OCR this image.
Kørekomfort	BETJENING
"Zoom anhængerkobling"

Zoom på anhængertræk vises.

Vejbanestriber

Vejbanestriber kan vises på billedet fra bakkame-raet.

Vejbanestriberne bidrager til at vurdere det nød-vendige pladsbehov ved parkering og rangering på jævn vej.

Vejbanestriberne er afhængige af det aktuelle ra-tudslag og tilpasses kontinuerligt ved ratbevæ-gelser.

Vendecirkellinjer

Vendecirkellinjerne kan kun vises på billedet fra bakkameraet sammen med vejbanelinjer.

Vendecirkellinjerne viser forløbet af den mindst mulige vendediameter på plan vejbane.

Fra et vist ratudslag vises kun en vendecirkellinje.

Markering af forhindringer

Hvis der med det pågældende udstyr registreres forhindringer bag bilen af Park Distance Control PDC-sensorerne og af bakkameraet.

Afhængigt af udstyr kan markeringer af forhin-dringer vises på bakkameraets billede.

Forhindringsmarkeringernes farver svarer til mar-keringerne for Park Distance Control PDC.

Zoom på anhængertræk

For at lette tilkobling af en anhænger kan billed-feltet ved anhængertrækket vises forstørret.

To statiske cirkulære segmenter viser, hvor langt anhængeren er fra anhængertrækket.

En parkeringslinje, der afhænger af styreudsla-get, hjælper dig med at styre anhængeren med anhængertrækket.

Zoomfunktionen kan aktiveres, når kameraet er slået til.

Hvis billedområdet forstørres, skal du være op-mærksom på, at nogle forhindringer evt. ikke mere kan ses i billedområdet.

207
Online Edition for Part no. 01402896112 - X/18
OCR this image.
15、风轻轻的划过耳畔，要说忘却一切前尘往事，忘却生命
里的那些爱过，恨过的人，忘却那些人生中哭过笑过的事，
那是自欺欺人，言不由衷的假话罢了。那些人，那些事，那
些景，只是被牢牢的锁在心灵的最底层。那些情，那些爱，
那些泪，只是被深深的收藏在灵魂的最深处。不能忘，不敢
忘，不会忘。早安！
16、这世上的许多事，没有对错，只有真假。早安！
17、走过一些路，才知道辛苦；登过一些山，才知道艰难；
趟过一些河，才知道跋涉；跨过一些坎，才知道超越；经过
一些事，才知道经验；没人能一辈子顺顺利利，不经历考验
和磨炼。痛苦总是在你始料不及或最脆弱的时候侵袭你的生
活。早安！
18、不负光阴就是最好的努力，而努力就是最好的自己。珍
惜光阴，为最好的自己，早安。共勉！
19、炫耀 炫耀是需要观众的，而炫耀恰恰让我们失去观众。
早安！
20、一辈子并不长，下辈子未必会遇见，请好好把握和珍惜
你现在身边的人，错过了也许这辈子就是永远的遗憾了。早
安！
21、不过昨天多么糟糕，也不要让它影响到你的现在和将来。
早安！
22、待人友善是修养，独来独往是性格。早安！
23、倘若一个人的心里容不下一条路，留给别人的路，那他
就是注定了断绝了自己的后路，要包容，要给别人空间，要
==============================
_Stated problem_
Count the lines of the data that contain the string "Distance", and reply with that number alone.

_Finished exercise_
2